**Instruction:**
From the listing below, extract each line containing the string "debugging".

**Listed records:**
>> Start

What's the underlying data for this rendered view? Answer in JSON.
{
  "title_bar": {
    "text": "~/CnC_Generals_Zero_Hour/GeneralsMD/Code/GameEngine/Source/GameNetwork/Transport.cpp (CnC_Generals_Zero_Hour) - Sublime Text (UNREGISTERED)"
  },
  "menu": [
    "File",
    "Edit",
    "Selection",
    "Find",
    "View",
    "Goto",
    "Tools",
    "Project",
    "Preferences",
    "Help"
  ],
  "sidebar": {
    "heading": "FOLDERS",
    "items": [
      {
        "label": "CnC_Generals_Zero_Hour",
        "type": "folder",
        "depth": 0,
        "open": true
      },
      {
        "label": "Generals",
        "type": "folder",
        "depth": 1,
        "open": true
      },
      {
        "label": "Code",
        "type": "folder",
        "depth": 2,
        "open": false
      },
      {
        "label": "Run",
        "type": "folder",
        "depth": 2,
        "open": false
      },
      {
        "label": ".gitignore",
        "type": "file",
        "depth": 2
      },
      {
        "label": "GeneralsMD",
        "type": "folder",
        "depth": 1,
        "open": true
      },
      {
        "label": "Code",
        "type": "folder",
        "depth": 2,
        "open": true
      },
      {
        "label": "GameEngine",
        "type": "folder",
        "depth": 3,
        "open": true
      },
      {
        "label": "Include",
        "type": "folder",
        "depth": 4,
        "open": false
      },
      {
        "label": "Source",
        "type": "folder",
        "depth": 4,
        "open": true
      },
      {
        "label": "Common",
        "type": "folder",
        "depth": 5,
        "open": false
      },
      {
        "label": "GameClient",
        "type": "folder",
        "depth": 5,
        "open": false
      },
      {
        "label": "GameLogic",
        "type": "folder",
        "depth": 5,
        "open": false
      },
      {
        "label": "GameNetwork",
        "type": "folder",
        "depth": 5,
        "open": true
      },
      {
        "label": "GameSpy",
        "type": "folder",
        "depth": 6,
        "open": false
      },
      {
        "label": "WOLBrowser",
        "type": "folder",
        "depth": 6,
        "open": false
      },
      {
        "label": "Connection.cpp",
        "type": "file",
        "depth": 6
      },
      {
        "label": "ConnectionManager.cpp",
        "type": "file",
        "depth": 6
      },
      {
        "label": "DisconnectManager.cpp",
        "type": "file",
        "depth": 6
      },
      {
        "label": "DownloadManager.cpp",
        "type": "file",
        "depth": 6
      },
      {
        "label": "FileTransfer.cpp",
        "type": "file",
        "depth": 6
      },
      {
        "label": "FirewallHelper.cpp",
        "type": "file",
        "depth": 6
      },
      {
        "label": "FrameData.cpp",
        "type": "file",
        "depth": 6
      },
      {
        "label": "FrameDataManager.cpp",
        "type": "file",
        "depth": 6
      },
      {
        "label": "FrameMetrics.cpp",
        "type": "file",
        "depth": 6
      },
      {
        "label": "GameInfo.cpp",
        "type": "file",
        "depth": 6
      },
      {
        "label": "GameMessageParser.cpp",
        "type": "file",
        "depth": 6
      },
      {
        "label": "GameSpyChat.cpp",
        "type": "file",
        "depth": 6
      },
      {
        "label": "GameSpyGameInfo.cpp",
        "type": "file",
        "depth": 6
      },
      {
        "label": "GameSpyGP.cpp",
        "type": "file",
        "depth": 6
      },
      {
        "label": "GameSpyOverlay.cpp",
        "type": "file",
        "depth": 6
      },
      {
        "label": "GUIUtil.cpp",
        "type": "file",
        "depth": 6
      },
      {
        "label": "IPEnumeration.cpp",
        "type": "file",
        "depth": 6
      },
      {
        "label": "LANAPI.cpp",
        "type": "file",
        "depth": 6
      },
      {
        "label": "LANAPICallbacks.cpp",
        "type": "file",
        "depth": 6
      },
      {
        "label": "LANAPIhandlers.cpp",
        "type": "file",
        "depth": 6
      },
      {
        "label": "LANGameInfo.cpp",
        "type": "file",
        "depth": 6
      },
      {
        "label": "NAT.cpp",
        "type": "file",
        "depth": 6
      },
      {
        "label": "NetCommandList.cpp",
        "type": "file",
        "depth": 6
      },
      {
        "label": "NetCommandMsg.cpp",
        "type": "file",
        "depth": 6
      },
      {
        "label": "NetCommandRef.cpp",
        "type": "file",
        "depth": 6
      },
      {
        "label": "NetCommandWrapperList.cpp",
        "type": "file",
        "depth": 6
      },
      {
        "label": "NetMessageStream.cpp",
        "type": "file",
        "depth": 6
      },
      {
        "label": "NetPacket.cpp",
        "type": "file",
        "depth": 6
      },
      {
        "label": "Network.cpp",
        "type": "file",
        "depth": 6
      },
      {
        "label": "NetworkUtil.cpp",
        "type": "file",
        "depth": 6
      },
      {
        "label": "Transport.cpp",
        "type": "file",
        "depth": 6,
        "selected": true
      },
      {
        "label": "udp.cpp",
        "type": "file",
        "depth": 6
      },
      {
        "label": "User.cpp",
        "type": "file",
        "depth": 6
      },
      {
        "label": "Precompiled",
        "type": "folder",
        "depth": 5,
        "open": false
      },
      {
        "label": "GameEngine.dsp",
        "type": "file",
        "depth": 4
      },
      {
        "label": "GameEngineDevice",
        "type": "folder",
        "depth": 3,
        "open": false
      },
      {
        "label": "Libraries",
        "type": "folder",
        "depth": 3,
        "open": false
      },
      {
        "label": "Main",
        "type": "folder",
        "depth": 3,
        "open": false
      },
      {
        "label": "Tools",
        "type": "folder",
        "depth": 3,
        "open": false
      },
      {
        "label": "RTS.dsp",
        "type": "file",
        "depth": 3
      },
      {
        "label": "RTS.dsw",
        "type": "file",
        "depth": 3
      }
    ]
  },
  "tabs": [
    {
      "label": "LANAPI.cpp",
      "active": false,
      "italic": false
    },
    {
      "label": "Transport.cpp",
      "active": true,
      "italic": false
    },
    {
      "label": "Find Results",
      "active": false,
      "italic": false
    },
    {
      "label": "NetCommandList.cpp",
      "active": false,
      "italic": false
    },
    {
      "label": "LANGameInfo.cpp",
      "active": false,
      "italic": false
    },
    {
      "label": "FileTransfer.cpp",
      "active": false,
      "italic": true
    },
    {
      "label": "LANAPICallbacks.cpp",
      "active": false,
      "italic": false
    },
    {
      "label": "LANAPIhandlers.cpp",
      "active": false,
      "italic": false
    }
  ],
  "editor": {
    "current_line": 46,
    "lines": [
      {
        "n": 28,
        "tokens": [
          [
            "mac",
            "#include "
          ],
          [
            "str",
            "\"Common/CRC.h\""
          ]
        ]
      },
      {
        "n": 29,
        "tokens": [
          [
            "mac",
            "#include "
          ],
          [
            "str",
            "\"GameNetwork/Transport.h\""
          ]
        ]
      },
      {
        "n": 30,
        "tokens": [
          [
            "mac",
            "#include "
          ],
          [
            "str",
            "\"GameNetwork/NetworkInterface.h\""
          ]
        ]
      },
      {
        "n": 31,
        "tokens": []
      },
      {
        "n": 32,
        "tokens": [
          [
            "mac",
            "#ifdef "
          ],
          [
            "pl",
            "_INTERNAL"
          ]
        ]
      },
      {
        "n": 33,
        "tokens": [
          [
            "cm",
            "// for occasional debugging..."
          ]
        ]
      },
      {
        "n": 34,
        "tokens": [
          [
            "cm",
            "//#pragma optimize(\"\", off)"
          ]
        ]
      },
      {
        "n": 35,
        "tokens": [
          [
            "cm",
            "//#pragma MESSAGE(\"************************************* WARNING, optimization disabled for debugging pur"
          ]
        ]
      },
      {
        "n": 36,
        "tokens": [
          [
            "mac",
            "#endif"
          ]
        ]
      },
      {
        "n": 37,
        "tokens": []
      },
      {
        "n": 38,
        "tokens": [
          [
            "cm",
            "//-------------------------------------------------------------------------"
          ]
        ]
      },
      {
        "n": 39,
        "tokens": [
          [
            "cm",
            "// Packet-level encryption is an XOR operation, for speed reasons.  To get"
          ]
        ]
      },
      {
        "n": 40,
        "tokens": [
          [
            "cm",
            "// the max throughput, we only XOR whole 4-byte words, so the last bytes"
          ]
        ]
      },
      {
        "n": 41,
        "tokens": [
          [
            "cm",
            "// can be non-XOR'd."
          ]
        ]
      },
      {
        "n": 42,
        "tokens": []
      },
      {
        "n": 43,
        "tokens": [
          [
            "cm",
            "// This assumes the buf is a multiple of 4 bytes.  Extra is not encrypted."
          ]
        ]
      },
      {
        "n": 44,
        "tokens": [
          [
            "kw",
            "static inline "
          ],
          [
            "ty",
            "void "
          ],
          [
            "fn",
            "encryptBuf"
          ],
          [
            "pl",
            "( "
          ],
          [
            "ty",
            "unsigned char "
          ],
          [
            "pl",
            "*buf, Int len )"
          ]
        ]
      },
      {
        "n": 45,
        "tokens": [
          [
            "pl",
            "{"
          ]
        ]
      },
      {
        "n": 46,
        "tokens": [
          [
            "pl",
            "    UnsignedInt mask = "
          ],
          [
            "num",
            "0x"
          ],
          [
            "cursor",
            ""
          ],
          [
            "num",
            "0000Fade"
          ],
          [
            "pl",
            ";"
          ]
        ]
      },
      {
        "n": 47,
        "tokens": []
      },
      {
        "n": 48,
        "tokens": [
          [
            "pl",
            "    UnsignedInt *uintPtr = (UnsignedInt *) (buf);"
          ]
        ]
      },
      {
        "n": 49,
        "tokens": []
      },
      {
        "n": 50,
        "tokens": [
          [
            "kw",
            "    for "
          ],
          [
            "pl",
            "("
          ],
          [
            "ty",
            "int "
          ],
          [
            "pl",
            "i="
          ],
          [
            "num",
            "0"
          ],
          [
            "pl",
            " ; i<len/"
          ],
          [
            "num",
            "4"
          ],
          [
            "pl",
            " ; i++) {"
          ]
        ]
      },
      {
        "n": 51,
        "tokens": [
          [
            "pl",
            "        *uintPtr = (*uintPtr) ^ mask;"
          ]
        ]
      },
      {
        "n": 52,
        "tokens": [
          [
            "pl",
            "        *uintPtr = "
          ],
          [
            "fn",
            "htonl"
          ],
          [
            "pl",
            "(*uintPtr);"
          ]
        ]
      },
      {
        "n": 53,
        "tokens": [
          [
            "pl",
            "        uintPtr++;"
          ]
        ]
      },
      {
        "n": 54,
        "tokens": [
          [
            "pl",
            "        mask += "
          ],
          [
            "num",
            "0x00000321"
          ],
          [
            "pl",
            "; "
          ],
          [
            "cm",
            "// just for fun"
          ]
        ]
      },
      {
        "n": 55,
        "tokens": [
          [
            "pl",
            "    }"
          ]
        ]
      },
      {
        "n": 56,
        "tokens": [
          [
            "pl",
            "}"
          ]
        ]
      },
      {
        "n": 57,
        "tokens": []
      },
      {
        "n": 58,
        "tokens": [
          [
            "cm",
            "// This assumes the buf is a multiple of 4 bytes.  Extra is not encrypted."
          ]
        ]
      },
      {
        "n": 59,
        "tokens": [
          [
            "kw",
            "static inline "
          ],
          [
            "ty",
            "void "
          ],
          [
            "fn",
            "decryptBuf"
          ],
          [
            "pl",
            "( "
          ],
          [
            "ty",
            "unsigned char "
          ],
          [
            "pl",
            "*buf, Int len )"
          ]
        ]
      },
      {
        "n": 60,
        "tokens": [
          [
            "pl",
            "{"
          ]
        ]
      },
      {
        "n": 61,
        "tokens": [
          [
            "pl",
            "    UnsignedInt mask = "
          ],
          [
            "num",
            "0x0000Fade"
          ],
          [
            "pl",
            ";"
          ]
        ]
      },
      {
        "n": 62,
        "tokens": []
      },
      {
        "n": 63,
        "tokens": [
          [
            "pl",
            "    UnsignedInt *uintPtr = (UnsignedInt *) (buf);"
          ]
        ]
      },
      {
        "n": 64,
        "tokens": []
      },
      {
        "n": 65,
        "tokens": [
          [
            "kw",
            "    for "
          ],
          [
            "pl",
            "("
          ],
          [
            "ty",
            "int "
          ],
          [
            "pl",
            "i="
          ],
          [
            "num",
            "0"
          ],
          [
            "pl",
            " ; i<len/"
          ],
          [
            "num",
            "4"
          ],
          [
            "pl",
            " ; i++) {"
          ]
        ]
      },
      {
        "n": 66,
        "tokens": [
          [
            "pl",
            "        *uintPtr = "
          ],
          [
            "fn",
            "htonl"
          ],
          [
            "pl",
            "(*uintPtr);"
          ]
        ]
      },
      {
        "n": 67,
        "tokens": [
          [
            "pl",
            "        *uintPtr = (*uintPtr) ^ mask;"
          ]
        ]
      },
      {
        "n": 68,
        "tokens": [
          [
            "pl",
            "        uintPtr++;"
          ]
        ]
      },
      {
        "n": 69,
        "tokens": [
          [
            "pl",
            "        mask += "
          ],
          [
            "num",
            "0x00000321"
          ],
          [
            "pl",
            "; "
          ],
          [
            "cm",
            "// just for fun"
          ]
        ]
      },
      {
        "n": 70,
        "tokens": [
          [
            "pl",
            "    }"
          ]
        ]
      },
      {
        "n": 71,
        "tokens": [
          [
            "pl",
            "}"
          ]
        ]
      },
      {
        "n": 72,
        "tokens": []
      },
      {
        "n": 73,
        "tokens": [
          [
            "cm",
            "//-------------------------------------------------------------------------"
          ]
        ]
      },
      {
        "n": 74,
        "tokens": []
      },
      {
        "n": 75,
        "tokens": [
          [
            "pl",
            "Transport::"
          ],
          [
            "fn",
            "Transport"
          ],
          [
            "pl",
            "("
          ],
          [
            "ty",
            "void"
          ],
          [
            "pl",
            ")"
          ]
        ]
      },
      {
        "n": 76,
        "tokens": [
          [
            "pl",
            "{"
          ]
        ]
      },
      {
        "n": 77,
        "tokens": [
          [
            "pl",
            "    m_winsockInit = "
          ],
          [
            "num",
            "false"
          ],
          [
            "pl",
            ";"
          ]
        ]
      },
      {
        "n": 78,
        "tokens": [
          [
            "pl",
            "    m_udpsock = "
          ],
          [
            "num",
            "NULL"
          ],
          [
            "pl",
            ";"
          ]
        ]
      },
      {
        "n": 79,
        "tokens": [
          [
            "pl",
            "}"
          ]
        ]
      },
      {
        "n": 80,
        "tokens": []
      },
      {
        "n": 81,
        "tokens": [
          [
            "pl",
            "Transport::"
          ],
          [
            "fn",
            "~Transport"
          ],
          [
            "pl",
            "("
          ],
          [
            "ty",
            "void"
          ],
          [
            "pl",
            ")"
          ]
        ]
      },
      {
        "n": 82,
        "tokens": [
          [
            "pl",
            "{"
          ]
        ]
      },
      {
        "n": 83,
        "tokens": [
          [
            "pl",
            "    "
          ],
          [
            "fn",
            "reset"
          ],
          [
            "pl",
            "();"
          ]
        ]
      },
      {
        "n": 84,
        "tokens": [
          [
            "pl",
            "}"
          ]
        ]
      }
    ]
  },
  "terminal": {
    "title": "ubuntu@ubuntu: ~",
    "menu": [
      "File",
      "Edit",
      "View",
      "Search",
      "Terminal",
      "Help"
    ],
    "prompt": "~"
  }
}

>> End

**Result of this task:**
            "// for occasional debugging..."
            "//#pragma MESSAGE(\"************************************* WARNING, optimization disabled for debugging pur"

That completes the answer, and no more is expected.